Work to be completed:
Output the data word for word, dropping every image.

══ Data for review

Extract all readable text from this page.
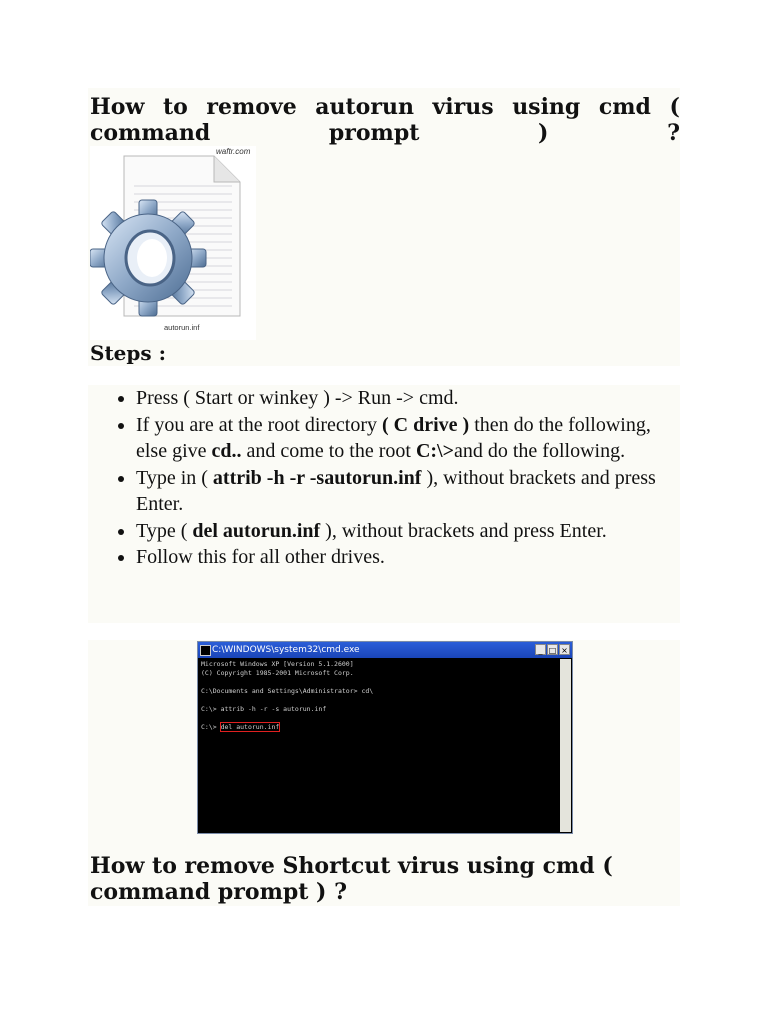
How to remove autorun virus using cmd (
command	prompt	)	?
waftr.com
autorun.inf
Steps :
• Press ( Start or winkey ) -> Run -> cmd.
• If you are at the root directory ( C drive ) then do the following, else give cd.. and come to the root C:\>and do the following.
• Type in ( attrib -h -r -sautorun.inf ), without brackets and press Enter.
• Type ( del autorun.inf ), without brackets and press Enter.
• Follow this for all other drives.
C:\WINDOWS\system32\cmd.exe	_ □ ×
Microsoft Windows XP [Version 5.1.2600]
(C) Copyright 1985-2001 Microsoft Corp.
C:\Documents and Settings\Administrator> cd\
C:\> attrib -h -r -s autorun.inf
C:\> del autorun.inf
How to remove Shortcut virus using cmd (
command prompt ) ?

════

Answer section:
Extract all readable text from this page.
How to remove autorun virus using cmd (
command	prompt	)	?
waftr.com
autorun.inf
Steps :
• Press ( Start or winkey ) -> Run -> cmd.
• If you are at the root directory ( C drive ) then do the following, else give cd.. and come to the root C:\>and do the following.
• Type in ( attrib -h -r -sautorun.inf ), without brackets and press Enter.
• Type ( del autorun.inf ), without brackets and press Enter.
• Follow this for all other drives.
C:\WINDOWS\system32\cmd.exe	_ □ ×
Microsoft Windows XP [Version 5.1.2600]
(C) Copyright 1985-2001 Microsoft Corp.
C:\Documents and Settings\Administrator> cd\
C:\> attrib -h -r -s autorun.inf
C:\> del autorun.inf
How to remove Shortcut virus using cmd (
command prompt ) ?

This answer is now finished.